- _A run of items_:
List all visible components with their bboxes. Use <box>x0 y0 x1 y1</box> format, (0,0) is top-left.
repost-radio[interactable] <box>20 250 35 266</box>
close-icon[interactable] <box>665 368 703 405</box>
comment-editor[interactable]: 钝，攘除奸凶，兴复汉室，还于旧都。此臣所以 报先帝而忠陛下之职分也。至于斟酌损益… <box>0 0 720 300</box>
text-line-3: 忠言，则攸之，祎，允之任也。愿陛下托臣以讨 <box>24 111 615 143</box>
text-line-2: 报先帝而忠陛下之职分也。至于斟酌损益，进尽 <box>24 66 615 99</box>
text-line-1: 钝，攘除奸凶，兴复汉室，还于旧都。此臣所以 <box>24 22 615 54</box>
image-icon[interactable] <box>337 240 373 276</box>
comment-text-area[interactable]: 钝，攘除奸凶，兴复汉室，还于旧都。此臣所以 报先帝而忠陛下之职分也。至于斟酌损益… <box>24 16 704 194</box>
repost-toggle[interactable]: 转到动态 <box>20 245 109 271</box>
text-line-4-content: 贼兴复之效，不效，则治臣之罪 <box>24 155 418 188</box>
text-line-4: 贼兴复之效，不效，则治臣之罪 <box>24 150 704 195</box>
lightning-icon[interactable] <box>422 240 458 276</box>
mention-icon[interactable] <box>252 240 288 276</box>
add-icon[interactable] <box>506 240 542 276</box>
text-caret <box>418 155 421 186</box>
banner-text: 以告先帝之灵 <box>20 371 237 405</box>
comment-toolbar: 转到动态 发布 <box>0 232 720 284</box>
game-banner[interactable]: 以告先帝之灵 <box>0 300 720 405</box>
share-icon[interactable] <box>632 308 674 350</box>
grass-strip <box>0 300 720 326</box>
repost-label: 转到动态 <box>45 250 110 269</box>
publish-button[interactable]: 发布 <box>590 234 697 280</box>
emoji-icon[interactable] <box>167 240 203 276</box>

- _CHALLENGE_: Render every line of the item above as a numbered list, omitting blank lines.

- _CORRECT RESULT_:
1. List all visible components with their bboxes. Use <box>x0 y0 x1 y1</box> format, (0,0) is top-left.
2. repost-radio[interactable] <box>20 250 35 266</box>
3. close-icon[interactable] <box>665 368 703 405</box>
4. comment-editor[interactable]: 钝，攘除奸凶，兴复汉室，还于旧都。此臣所以 报先帝而忠陛下之职分也。至于斟酌损益… <box>0 0 720 300</box>
5. text-line-3: 忠言，则攸之，祎，允之任也。愿陛下托臣以讨 <box>24 111 615 143</box>
6. text-line-2: 报先帝而忠陛下之职分也。至于斟酌损益，进尽 <box>24 66 615 99</box>
7. text-line-1: 钝，攘除奸凶，兴复汉室，还于旧都。此臣所以 <box>24 22 615 54</box>
8. image-icon[interactable] <box>337 240 373 276</box>
9. comment-text-area[interactable]: 钝，攘除奸凶，兴复汉室，还于旧都。此臣所以 报先帝而忠陛下之职分也。至于斟酌损益… <box>24 16 704 194</box>
10. repost-toggle[interactable]: 转到动态 <box>20 245 109 271</box>
11. text-line-4-content: 贼兴复之效，不效，则治臣之罪 <box>24 155 418 188</box>
12. text-line-4: 贼兴复之效，不效，则治臣之罪 <box>24 150 704 195</box>
13. lightning-icon[interactable] <box>422 240 458 276</box>
14. mention-icon[interactable] <box>252 240 288 276</box>
15. add-icon[interactable] <box>506 240 542 276</box>
16. text-caret <box>418 155 421 186</box>
17. banner-text: 以告先帝之灵 <box>20 371 237 405</box>
18. comment-toolbar: 转到动态 发布 <box>0 232 720 284</box>
19. game-banner[interactable]: 以告先帝之灵 <box>0 300 720 405</box>
20. share-icon[interactable] <box>632 308 674 350</box>
21. grass-strip <box>0 300 720 326</box>
22. repost-label: 转到动态 <box>45 250 110 269</box>
23. publish-button[interactable]: 发布 <box>590 234 697 280</box>
24. emoji-icon[interactable] <box>167 240 203 276</box>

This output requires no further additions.